-- begin Record list --

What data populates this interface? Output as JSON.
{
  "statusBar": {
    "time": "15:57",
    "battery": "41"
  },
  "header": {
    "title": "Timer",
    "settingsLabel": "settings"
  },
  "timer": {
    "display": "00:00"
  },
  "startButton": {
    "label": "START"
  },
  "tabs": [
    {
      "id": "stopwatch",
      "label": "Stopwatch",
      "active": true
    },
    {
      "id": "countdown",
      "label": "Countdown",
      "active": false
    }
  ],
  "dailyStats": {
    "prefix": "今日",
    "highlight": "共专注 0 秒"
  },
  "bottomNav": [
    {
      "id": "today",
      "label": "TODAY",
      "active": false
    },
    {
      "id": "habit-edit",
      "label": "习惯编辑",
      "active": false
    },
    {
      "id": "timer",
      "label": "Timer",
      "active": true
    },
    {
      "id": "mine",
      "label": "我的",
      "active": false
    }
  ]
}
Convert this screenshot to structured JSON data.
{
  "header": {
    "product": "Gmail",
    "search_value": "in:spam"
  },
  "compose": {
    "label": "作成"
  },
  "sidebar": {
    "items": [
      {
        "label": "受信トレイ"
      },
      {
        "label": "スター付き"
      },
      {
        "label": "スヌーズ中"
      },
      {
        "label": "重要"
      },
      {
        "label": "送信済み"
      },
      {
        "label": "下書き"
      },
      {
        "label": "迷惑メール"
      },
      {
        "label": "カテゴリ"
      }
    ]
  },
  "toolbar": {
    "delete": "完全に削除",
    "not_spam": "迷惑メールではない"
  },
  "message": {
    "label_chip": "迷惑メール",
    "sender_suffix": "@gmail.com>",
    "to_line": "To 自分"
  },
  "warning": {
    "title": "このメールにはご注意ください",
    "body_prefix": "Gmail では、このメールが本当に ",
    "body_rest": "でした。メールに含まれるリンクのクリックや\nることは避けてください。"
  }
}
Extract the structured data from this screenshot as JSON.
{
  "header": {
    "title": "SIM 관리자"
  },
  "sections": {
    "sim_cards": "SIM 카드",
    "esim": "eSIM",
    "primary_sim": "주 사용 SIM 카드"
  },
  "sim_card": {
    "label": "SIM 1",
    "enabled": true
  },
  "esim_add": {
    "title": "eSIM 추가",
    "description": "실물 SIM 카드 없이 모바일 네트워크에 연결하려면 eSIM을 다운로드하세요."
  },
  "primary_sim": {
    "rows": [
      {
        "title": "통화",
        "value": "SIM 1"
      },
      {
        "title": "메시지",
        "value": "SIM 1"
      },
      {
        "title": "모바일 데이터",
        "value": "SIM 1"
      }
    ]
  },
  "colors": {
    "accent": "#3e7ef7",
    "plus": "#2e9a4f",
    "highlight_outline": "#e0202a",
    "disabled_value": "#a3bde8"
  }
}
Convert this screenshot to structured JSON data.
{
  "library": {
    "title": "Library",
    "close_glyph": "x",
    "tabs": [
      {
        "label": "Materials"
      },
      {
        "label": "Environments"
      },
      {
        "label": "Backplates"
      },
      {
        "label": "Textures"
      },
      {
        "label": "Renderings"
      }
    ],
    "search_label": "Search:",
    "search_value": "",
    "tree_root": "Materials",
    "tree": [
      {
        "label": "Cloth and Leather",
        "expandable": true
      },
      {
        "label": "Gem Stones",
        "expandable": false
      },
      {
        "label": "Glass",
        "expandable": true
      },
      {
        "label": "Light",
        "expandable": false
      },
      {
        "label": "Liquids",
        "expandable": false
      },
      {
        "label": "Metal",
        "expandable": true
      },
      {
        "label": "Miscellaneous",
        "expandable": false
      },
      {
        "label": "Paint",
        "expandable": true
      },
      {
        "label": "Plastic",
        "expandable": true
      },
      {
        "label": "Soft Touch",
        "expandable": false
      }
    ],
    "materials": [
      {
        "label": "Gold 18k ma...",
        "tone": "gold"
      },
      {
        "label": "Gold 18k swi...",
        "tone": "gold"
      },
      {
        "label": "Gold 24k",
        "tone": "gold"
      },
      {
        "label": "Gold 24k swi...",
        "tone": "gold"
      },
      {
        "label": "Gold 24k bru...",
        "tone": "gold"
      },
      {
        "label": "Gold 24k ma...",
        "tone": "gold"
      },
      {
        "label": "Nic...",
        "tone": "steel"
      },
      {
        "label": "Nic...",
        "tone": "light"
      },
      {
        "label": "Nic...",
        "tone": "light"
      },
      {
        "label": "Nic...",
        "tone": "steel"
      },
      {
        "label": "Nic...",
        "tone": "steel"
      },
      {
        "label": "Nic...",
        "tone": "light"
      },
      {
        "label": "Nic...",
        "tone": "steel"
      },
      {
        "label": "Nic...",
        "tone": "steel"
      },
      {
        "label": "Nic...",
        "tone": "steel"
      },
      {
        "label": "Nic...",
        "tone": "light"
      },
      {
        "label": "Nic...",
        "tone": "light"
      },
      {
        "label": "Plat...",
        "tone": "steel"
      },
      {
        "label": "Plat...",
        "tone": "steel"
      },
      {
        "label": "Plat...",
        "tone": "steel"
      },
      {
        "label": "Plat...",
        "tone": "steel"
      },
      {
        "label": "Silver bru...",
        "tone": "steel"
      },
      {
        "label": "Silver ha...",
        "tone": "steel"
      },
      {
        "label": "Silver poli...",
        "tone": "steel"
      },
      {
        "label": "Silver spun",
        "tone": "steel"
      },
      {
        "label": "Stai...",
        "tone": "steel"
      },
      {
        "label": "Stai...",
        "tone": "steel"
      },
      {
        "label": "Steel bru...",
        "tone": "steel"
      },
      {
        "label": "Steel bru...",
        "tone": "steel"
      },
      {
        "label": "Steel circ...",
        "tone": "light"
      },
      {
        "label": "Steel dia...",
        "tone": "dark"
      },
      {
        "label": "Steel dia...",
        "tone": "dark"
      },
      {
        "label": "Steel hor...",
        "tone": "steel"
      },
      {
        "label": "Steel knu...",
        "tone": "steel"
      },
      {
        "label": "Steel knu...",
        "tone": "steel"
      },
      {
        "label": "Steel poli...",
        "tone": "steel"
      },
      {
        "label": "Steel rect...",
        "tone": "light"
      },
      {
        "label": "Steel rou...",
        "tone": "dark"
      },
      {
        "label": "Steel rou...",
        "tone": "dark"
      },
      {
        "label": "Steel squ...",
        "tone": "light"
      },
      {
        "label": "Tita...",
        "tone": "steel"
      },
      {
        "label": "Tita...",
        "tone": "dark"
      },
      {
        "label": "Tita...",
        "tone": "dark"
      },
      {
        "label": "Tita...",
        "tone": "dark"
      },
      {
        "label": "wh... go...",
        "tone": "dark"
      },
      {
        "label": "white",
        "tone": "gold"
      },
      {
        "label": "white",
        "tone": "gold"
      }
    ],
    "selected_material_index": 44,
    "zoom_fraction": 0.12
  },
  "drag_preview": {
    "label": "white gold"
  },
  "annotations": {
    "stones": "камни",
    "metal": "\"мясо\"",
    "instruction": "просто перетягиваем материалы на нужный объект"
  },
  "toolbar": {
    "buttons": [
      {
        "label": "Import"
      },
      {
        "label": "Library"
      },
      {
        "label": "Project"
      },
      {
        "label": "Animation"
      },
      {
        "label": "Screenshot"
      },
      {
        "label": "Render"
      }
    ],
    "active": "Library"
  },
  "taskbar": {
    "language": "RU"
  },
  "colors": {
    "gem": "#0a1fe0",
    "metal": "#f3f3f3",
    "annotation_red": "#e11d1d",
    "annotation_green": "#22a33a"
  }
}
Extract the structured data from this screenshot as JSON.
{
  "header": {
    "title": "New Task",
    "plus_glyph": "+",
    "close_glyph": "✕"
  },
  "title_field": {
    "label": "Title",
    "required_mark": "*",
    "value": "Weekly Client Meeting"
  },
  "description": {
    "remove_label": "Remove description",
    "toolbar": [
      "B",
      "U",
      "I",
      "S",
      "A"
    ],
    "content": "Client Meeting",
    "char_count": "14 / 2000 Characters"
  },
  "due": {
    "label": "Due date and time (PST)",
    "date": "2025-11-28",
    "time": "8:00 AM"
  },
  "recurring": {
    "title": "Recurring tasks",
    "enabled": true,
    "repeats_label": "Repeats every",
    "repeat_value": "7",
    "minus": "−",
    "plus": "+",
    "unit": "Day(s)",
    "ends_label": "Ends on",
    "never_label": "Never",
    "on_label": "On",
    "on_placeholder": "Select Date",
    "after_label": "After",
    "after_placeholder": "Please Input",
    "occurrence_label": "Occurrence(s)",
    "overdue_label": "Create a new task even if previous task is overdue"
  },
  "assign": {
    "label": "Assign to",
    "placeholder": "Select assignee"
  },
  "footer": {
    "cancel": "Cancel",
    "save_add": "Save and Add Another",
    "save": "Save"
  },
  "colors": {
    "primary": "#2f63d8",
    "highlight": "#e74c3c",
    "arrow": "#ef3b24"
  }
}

-- end Record list --

- **Your objective**: Search the data for "Meeting". Copy every line that has it.

- **Exercise response**:
    "value": "Weekly Client Meeting"
    "content": "Client Meeting",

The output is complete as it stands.